**PASSAGE SHOWN:**
Daré nabs implant tech, posts data for hormone-free contraceptive ring

Daré Bioscience is gathering steam—the women’s health player snapped up a microchip-based implant that could become a programmable, long-term contraceptive tool and unveiled positive data for its nonhormonal contraceptive ring, setting it up for pivotal trials in 2020. 

It’s picking up the implant technology in its acquisition of Microchips Biotech, a Gates Foundation-backed startup that had tested it in people with osteoporosis. Originally developed in Bob Langer’s lab at MIT, the implant was designed to store and deliver hundreds of doses of medication over the course of months or even years. The idea is to be able to program it wirelessly, so the patient can choose to stop and restart contraception as needed. 

There are already long-acting contraceptives on the market, such as the matchstick-like birth control implant and the intrauterine device (IUD). But the company found in its research that women often get these removed early, that is, before the end of their therapeutic window, Daré CEO Sabrina Martucci Johnson told FierceMedTech. 

“They’re not getting them removed because of side effects, or because they don’t like it,” Johnson said. “It’s because their needs change.”

**AVAILABLE DATA:**

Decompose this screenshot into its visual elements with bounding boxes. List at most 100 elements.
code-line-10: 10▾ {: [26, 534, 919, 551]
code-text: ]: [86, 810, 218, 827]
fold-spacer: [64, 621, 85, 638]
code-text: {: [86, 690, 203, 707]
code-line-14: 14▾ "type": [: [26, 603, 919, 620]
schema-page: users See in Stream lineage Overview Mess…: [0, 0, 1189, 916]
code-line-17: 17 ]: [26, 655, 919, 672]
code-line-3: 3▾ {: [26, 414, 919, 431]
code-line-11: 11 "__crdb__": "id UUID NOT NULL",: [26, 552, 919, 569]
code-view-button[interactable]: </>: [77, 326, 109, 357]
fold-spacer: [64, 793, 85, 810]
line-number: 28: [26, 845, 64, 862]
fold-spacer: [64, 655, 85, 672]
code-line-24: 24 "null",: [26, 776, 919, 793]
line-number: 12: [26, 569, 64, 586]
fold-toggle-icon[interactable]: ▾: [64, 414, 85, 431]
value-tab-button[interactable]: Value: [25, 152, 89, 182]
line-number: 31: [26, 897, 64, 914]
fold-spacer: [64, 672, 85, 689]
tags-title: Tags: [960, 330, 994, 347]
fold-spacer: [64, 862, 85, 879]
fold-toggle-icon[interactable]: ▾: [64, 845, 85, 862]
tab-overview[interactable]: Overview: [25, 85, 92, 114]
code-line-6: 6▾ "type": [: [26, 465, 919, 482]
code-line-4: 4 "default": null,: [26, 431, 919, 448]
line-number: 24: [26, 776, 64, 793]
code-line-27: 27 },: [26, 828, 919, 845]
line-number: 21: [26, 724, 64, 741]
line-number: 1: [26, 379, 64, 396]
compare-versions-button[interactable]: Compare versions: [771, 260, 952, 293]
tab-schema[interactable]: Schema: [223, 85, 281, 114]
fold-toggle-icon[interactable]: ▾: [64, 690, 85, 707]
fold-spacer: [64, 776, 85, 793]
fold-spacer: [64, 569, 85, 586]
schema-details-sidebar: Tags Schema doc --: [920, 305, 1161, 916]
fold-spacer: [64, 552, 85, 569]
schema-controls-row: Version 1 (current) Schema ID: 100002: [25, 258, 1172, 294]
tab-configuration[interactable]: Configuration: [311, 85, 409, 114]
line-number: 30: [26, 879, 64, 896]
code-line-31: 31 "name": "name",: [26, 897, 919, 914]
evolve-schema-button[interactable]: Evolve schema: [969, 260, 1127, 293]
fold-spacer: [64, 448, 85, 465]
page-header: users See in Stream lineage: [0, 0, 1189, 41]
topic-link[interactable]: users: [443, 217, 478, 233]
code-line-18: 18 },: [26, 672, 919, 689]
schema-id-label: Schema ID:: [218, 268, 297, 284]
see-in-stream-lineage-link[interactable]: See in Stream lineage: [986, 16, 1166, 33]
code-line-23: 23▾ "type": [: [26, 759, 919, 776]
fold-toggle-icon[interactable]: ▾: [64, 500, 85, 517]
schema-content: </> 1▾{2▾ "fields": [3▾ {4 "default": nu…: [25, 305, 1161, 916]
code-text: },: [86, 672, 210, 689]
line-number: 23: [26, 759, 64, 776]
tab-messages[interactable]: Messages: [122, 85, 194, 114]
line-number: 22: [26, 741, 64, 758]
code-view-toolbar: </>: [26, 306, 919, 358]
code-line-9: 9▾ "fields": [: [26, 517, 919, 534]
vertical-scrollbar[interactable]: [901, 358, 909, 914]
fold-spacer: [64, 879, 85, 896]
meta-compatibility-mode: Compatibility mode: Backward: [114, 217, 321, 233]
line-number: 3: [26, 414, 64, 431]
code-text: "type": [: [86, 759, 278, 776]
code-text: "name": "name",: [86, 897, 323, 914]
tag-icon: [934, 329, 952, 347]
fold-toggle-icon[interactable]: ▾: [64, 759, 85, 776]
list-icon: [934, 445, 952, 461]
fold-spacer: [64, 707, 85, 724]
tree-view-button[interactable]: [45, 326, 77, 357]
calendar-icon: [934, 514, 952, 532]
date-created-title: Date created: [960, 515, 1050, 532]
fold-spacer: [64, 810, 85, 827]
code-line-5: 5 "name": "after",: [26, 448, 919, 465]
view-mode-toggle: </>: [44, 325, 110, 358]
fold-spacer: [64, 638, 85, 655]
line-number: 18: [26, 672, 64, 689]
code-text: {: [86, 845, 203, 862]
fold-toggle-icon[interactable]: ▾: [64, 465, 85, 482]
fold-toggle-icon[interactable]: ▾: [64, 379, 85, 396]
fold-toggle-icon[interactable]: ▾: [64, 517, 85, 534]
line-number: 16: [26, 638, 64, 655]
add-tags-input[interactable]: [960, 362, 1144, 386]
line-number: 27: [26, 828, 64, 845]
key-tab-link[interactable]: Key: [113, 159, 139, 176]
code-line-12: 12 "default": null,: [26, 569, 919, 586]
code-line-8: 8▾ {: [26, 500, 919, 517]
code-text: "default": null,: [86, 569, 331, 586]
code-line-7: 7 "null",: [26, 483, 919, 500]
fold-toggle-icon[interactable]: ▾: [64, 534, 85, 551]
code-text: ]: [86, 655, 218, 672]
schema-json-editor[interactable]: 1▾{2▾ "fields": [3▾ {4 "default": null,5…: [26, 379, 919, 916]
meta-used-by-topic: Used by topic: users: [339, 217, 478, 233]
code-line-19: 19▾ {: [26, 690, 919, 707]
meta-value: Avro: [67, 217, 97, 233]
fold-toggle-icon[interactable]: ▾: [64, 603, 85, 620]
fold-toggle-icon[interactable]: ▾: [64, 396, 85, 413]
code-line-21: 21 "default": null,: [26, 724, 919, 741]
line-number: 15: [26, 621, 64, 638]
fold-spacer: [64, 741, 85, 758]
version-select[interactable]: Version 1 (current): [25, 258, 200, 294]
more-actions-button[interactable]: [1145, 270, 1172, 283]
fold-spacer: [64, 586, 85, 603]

**LIST OF TASKS:**
(1) From the Daré Bioscience article, output the passage from "There are already" to "Johnson told FierceMedTech.", copied word for word.
(2) List every organization named in the Daré Bioscience article.

**ANSWERS TO THE TASKS:**
(1)
There are already long-acting contraceptives on the market, such as the matchstick-like birth control implant and the intrauterine device (IUD). But the company found in its research that women often get these removed early, that is, before the end of their therapeutic window, Daré CEO Sabrina Martucci Johnson told FierceMedTech.

(2)
- Daré Bioscience
- Microchips Biotech
- Gates Foundation
- MIT
- FierceMedTech